Objective: Count every line of the material that holds the string "ylabel". Respond with the total only.

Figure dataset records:

[Start]

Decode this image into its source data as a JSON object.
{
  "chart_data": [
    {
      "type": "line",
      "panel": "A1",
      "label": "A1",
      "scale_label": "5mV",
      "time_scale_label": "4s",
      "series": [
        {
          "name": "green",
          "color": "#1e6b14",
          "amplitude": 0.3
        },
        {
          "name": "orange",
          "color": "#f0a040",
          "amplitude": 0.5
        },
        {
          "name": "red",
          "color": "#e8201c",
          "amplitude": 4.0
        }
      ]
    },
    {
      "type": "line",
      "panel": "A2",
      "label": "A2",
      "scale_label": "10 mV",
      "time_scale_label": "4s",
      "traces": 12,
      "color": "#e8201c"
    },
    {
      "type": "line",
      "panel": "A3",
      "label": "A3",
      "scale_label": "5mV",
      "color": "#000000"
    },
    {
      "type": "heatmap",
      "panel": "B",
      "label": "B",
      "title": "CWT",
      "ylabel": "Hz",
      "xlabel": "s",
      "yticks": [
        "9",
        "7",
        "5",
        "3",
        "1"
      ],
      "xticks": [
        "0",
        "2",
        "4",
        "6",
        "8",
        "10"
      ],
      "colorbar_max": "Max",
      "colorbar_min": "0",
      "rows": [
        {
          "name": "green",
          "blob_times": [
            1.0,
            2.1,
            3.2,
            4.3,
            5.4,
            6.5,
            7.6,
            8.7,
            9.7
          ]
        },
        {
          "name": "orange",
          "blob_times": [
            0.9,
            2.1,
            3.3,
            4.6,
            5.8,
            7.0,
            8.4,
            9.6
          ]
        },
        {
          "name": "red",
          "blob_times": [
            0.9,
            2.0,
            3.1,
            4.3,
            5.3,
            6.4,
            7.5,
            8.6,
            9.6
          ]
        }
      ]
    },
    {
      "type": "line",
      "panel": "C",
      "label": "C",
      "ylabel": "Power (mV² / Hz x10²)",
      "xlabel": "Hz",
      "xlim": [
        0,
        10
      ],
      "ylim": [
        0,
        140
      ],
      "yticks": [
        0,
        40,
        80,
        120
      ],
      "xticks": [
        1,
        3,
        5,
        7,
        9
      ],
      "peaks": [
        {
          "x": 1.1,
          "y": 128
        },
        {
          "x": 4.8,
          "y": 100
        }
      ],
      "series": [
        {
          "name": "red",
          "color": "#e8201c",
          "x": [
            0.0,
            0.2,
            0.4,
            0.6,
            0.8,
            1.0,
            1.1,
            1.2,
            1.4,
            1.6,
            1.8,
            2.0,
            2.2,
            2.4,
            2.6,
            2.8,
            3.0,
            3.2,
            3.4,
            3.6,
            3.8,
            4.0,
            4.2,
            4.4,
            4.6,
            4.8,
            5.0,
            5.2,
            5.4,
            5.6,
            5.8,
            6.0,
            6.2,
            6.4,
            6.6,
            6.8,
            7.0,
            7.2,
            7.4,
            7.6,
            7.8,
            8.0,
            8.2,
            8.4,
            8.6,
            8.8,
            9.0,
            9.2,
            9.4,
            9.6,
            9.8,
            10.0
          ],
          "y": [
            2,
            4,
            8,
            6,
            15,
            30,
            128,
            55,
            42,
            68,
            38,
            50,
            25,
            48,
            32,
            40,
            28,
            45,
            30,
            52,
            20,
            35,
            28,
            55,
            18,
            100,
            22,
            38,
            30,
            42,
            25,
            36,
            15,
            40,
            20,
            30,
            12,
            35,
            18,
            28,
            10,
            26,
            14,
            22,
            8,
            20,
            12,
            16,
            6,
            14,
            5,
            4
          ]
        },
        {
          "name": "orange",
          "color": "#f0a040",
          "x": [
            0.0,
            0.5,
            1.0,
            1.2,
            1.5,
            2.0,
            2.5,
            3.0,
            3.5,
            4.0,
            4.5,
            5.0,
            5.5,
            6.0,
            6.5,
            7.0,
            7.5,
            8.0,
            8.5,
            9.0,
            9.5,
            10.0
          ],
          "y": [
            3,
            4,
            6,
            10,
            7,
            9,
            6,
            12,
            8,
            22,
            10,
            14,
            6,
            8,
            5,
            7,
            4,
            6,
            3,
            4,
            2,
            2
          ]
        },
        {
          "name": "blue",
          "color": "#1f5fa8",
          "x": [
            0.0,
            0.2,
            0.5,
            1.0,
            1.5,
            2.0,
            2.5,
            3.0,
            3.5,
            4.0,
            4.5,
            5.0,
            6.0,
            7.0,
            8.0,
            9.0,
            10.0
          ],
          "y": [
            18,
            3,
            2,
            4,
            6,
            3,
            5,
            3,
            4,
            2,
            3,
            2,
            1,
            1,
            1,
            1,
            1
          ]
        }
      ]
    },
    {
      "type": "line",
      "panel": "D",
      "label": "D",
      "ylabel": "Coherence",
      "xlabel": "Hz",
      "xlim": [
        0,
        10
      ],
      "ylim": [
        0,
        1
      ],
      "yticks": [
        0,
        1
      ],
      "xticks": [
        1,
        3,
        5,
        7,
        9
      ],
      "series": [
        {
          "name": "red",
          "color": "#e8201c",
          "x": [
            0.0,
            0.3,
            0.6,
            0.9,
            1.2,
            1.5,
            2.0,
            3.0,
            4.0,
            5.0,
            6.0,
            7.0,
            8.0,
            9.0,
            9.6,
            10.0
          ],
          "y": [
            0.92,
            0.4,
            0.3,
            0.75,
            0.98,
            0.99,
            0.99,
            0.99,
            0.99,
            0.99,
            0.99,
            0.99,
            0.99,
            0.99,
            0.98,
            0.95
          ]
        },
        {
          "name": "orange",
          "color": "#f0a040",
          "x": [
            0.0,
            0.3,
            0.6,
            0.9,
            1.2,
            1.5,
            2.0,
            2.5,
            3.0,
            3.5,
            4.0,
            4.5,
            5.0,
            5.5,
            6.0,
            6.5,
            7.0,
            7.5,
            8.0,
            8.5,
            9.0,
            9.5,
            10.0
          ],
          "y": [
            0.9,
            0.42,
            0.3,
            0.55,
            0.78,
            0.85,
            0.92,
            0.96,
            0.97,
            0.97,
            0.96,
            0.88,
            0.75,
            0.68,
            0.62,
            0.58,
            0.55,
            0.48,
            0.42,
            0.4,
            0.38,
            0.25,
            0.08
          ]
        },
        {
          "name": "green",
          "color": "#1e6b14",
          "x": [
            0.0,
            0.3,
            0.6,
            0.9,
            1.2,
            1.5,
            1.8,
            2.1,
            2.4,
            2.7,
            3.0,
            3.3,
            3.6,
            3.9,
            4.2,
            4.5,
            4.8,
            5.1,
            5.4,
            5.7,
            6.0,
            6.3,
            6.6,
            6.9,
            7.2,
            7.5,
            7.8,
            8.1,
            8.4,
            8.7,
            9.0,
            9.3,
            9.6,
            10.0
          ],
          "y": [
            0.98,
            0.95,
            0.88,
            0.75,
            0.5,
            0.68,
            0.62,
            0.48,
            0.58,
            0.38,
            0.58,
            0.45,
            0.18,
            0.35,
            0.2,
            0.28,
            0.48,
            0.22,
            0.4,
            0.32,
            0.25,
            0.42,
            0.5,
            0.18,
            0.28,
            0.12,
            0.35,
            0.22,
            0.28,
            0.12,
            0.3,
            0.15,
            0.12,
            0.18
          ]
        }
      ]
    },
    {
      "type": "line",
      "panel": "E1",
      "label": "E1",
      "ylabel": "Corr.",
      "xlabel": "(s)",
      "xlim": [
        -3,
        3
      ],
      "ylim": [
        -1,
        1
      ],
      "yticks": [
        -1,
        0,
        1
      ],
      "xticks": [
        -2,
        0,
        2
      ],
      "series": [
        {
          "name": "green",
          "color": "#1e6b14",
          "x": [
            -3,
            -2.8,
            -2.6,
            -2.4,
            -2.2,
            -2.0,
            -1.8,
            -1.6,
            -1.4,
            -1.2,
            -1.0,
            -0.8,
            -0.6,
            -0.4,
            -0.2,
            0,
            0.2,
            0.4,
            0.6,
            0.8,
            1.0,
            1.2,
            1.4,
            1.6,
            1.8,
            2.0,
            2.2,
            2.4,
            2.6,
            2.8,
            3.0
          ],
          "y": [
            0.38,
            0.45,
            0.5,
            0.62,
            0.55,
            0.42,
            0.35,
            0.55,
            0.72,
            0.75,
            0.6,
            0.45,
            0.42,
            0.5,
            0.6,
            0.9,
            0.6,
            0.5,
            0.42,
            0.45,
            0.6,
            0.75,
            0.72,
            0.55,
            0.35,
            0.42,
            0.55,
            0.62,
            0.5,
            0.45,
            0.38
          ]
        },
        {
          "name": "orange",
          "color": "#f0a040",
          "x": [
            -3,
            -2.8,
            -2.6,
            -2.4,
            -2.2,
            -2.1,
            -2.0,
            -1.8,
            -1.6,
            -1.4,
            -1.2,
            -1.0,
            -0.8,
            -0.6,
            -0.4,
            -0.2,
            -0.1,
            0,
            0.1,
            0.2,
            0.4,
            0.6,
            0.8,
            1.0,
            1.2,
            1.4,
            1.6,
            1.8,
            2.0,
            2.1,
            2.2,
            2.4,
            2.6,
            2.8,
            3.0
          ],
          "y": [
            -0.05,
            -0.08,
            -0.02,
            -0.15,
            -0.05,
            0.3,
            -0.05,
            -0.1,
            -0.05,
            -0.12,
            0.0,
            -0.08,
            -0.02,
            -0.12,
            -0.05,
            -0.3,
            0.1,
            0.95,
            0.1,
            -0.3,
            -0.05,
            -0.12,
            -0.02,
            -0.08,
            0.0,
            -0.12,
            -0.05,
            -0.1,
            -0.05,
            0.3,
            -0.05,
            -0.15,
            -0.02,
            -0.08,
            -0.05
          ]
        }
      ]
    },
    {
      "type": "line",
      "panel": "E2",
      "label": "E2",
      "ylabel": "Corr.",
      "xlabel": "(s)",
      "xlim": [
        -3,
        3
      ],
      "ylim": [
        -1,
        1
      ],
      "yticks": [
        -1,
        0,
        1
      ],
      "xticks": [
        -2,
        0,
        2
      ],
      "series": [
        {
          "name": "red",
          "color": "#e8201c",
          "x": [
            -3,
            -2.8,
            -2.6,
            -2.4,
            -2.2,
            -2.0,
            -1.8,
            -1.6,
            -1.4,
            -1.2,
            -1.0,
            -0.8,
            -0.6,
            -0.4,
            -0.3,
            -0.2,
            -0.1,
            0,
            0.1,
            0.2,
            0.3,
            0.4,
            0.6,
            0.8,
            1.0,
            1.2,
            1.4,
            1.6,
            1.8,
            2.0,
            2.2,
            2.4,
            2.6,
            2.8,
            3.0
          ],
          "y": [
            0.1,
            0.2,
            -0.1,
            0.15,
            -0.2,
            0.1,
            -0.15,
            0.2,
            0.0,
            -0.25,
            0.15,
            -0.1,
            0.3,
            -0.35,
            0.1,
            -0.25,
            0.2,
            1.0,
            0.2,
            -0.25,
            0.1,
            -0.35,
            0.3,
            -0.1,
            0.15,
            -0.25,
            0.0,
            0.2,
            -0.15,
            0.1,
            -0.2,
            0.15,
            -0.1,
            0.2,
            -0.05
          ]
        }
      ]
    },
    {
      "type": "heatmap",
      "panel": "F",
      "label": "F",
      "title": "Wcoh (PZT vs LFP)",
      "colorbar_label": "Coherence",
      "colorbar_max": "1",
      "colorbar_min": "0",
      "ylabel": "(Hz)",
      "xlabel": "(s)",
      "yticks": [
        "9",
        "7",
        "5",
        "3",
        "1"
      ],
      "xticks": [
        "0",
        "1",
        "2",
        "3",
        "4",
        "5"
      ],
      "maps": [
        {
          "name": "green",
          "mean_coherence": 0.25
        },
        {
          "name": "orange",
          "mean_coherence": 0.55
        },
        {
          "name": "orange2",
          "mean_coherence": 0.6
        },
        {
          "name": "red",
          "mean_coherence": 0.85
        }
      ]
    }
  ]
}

[End]

Exercise answer: 6